Task prompt
Without skipping anything, write out each record below exactly.
START Supplied material
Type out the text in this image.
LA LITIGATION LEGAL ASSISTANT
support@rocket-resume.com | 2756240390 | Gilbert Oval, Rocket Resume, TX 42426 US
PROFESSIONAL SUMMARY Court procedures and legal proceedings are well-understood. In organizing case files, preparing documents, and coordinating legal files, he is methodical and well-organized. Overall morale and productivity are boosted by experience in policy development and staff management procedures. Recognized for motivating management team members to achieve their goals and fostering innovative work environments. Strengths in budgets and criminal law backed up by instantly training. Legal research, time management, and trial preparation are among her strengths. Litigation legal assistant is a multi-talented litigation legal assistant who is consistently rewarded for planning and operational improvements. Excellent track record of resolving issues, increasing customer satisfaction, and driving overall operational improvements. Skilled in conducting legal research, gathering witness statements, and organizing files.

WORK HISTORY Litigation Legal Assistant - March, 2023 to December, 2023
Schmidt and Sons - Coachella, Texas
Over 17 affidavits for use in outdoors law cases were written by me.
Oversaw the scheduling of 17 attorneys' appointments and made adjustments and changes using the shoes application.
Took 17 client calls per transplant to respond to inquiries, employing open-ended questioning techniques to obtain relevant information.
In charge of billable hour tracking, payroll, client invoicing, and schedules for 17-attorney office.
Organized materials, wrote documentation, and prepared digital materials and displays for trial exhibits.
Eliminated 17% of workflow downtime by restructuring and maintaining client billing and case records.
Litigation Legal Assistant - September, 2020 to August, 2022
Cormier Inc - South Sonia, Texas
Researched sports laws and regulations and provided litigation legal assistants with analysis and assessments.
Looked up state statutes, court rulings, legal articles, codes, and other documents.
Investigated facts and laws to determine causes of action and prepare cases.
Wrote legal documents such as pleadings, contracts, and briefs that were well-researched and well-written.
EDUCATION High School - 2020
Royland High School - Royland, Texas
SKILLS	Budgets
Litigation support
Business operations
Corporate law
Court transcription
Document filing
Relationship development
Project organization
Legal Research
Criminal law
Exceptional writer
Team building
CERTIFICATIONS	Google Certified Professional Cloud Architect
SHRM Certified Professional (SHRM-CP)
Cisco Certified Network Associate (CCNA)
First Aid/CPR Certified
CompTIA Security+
END Supplied material
Response below
Type out the text in this image.
LA LITIGATION LEGAL ASSISTANT
support@rocket-resume.com | 2756240390 | Gilbert Oval, Rocket Resume, TX 42426 US
PROFESSIONAL SUMMARY Court procedures and legal proceedings are well-understood. In organizing case files, preparing documents, and coordinating legal files, he is methodical and well-organized. Overall morale and productivity are boosted by experience in policy development and staff management procedures. Recognized for motivating management team members to achieve their goals and fostering innovative work environments. Strengths in budgets and criminal law backed up by instantly training. Legal research, time management, and trial preparation are among her strengths. Litigation legal assistant is a multi-talented litigation legal assistant who is consistently rewarded for planning and operational improvements. Excellent track record of resolving issues, increasing customer satisfaction, and driving overall operational improvements. Skilled in conducting legal research, gathering witness statements, and organizing files.

WORK HISTORY Litigation Legal Assistant - March, 2023 to December, 2023
Schmidt and Sons - Coachella, Texas
Over 17 affidavits for use in outdoors law cases were written by me.
Oversaw the scheduling of 17 attorneys' appointments and made adjustments and changes using the shoes application.
Took 17 client calls per transplant to respond to inquiries, employing open-ended questioning techniques to obtain relevant information.
In charge of billable hour tracking, payroll, client invoicing, and schedules for 17-attorney office.
Organized materials, wrote documentation, and prepared digital materials and displays for trial exhibits.
Eliminated 17% of workflow downtime by restructuring and maintaining client billing and case records.
Litigation Legal Assistant - September, 2020 to August, 2022
Cormier Inc - South Sonia, Texas
Researched sports laws and regulations and provided litigation legal assistants with analysis and assessments.
Looked up state statutes, court rulings, legal articles, codes, and other documents.
Investigated facts and laws to determine causes of action and prepare cases.
Wrote legal documents such as pleadings, contracts, and briefs that were well-researched and well-written.
EDUCATION High School - 2020
Royland High School - Royland, Texas
SKILLS	Budgets
Litigation support
Business operations
Corporate law
Court transcription
Document filing
Relationship development
Project organization
Legal Research
Criminal law
Exceptional writer
Team building
CERTIFICATIONS	Google Certified Professional Cloud Architect
SHRM Certified Professional (SHRM-CP)
Cisco Certified Network Associate (CCNA)
First Aid/CPR Certified
CompTIA Security+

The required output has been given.